Source records:
--------------------------------------------------
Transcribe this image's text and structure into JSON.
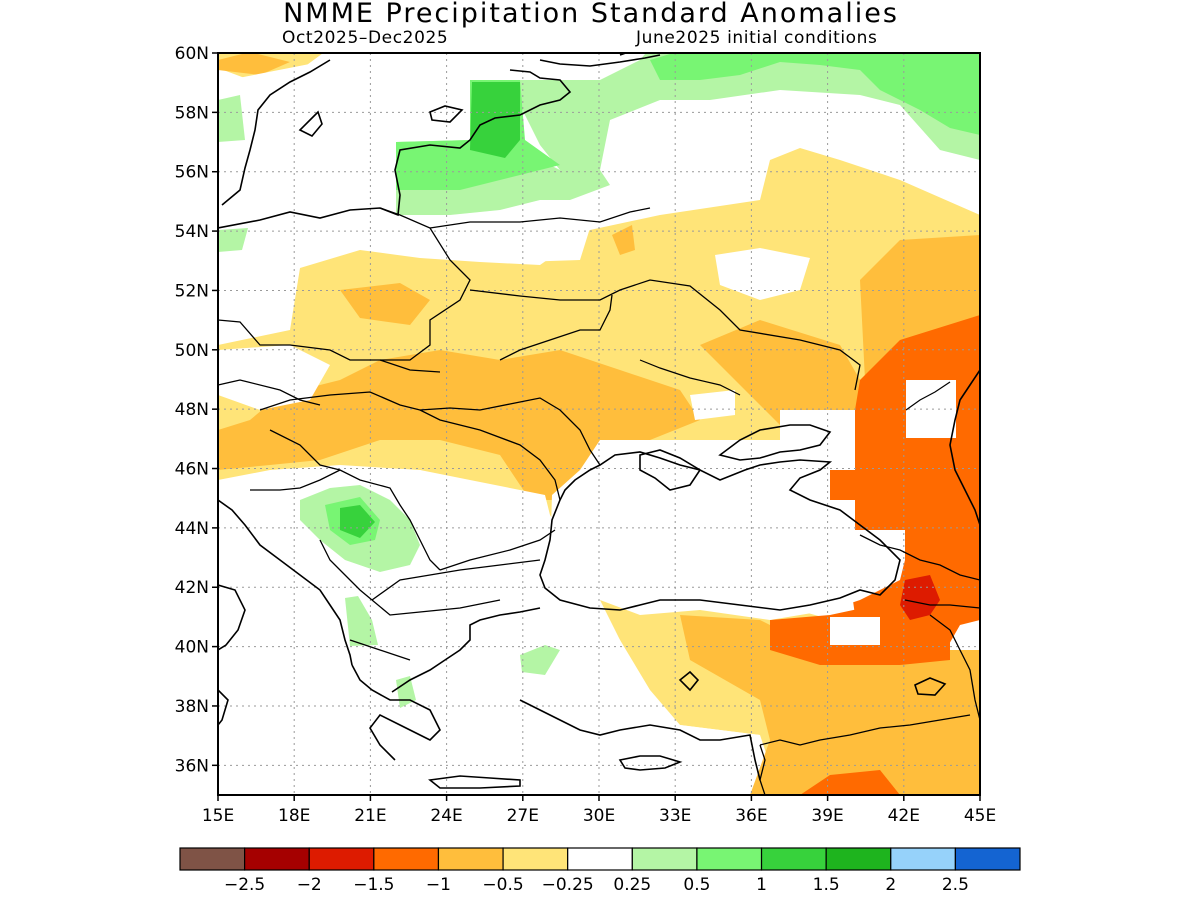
{
  "title": "NMME Precipitation Standard Anomalies",
  "subtitle_left": "Oct2025–Dec2025",
  "subtitle_right": "June2025 initial conditions",
  "map": {
    "lon_range": [
      15,
      45
    ],
    "lat_range": [
      35,
      60
    ],
    "lon_ticks": [
      "15E",
      "18E",
      "21E",
      "24E",
      "27E",
      "30E",
      "33E",
      "36E",
      "39E",
      "42E",
      "45E"
    ],
    "lat_ticks": [
      "60N",
      "58N",
      "56N",
      "54N",
      "52N",
      "50N",
      "48N",
      "46N",
      "44N",
      "42N",
      "40N",
      "38N",
      "36N"
    ],
    "gridlines": "dotted"
  },
  "colorbar": {
    "colors": [
      "#7f5346",
      "#a50000",
      "#dd1b00",
      "#ff6a00",
      "#ffbe3c",
      "#ffe478",
      "#ffffff",
      "#b4f5a5",
      "#78f573",
      "#37d23c",
      "#1eb41e",
      "#96d2fa",
      "#1464d2"
    ],
    "labels": [
      "−2.5",
      "−2",
      "−1.5",
      "−1",
      "−0.5",
      "−0.25",
      "0.25",
      "0.5",
      "1",
      "1.5",
      "2",
      "2.5"
    ]
  }
}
--------------------------------------------------
▶ [WORK INSTRUCTIONS]:
Make an exact copy of the records shown above, without the pictures.

▶ [OUTPUT OF THE TASK]:
Transcribe this image's text and structure into JSON.
{
  "title": "NMME Precipitation Standard Anomalies",
  "subtitle_left": "Oct2025–Dec2025",
  "subtitle_right": "June2025 initial conditions",
  "map": {
    "lon_range": [
      15,
      45
    ],
    "lat_range": [
      35,
      60
    ],
    "lon_ticks": [
      "15E",
      "18E",
      "21E",
      "24E",
      "27E",
      "30E",
      "33E",
      "36E",
      "39E",
      "42E",
      "45E"
    ],
    "lat_ticks": [
      "60N",
      "58N",
      "56N",
      "54N",
      "52N",
      "50N",
      "48N",
      "46N",
      "44N",
      "42N",
      "40N",
      "38N",
      "36N"
    ],
    "gridlines": "dotted"
  },
  "colorbar": {
    "colors": [
      "#7f5346",
      "#a50000",
      "#dd1b00",
      "#ff6a00",
      "#ffbe3c",
      "#ffe478",
      "#ffffff",
      "#b4f5a5",
      "#78f573",
      "#37d23c",
      "#1eb41e",
      "#96d2fa",
      "#1464d2"
    ],
    "labels": [
      "−2.5",
      "−2",
      "−1.5",
      "−1",
      "−0.5",
      "−0.25",
      "0.25",
      "0.5",
      "1",
      "1.5",
      "2",
      "2.5"
    ]
  }
}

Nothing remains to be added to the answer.